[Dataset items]
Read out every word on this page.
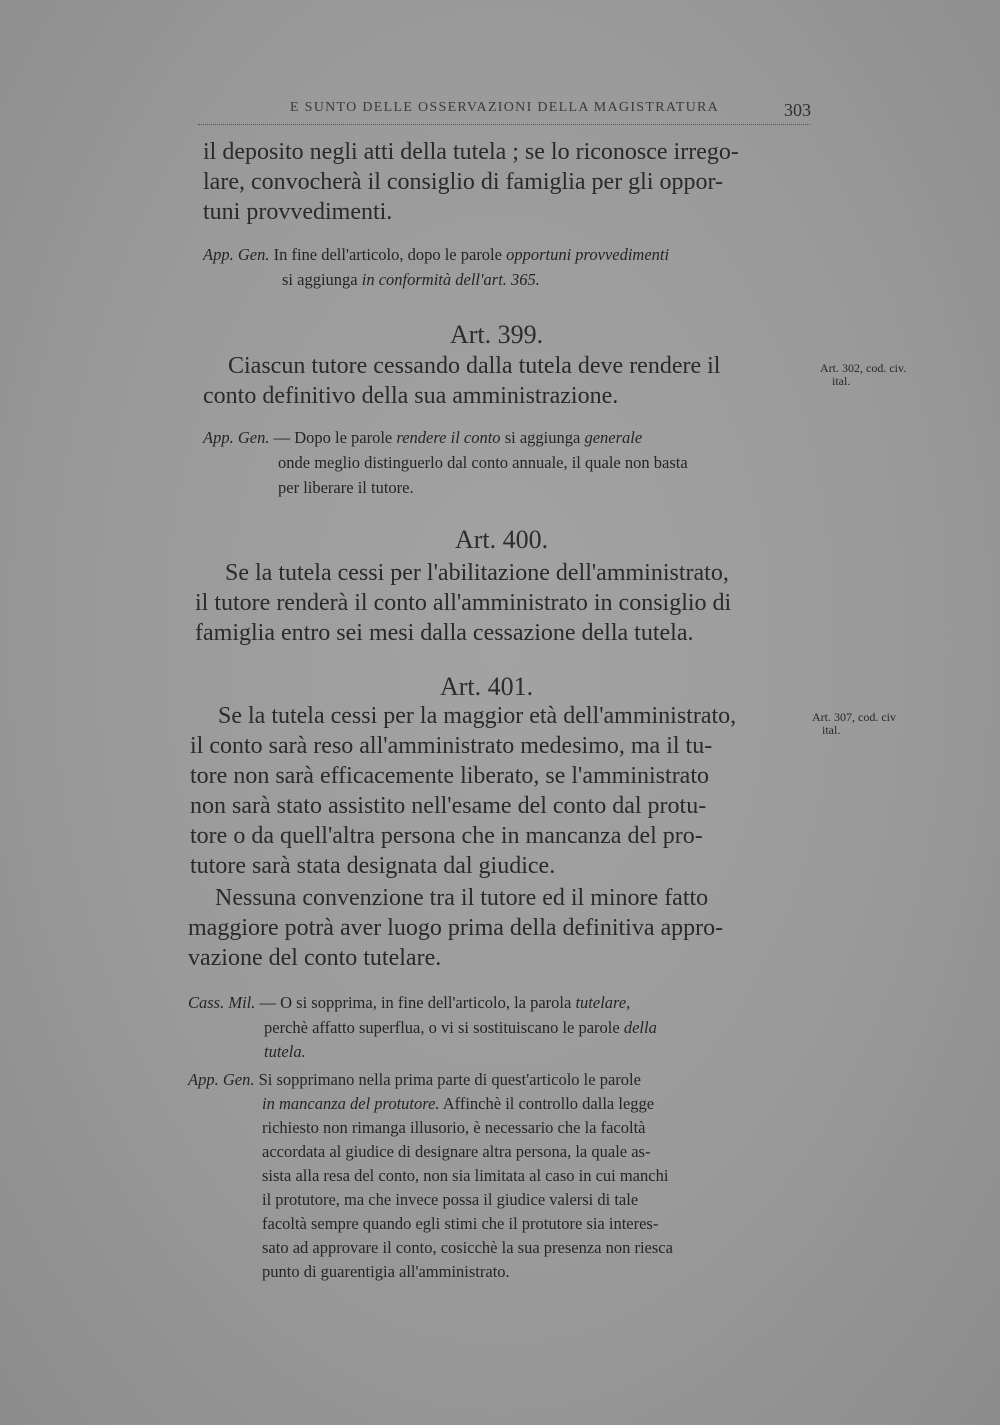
E SUNTO DELLE OSSERVAZIONI DELLA MAGISTRATURA	303
il deposito negli atti della tutela ; se lo riconosce irrego-
lare, convocherà il consiglio di famiglia per gli oppor-
tuni provvedimenti.
App. Gen. In fine dell'articolo, dopo le parole opportuni provvedimenti
si aggiunga in conformità dell'art. 365.
Art. 399.
Ciascun tutore cessando dalla tutela deve rendere il
conto definitivo della sua amministrazione.
Art. 302, cod. civ.
ital.
App. Gen. — Dopo le parole rendere il conto si aggiunga generale
onde meglio distinguerlo dal conto annuale, il quale non basta
per liberare il tutore.
Art. 400.
Se la tutela cessi per l'abilitazione dell'amministrato,
il tutore renderà il conto all'amministrato in consiglio di
famiglia entro sei mesi dalla cessazione della tutela.
Art. 401.
Art. 307, cod. civ
ital.
Se la tutela cessi per la maggior età dell'amministrato,
il conto sarà reso all'amministrato medesimo, ma il tu-
tore non sarà efficacemente liberato, se l'amministrato
non sarà stato assistito nell'esame del conto dal protu-
tore o da quell'altra persona che in mancanza del pro-
tutore sarà stata designata dal giudice.
Nessuna convenzione tra il tutore ed il minore fatto
maggiore potrà aver luogo prima della definitiva appro-
vazione del conto tutelare.
Cass. Mil. — O si sopprima, in fine dell'articolo, la parola tutelare,
perchè affatto superflua, o vi si sostituiscano le parole della
tutela.
App. Gen. Si sopprimano nella prima parte di quest'articolo le parole
in mancanza del protutore. Affinchè il controllo dalla legge
richiesto non rimanga illusorio, è necessario che la facoltà
accordata al giudice di designare altra persona, la quale as-
sista alla resa del conto, non sia limitata al caso in cui manchi
il protutore, ma che invece possa il giudice valersi di tale
facoltà sempre quando egli stimi che il protutore sia interes-
sato ad approvare il conto, cosicchè la sua presenza non riesca
punto di guarentigia all'amministrato.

* [Directions for this task]: Read the entries and pick out all lines that include the word "articolo".

* [Expected answer]:
App. Gen. In fine dell'articolo, dopo le parole opportuni provvedimenti
Cass. Mil. — O si sopprima, in fine dell'articolo, la parola tutelare,
App. Gen. Si sopprimano nella prima parte di quest'articolo le parole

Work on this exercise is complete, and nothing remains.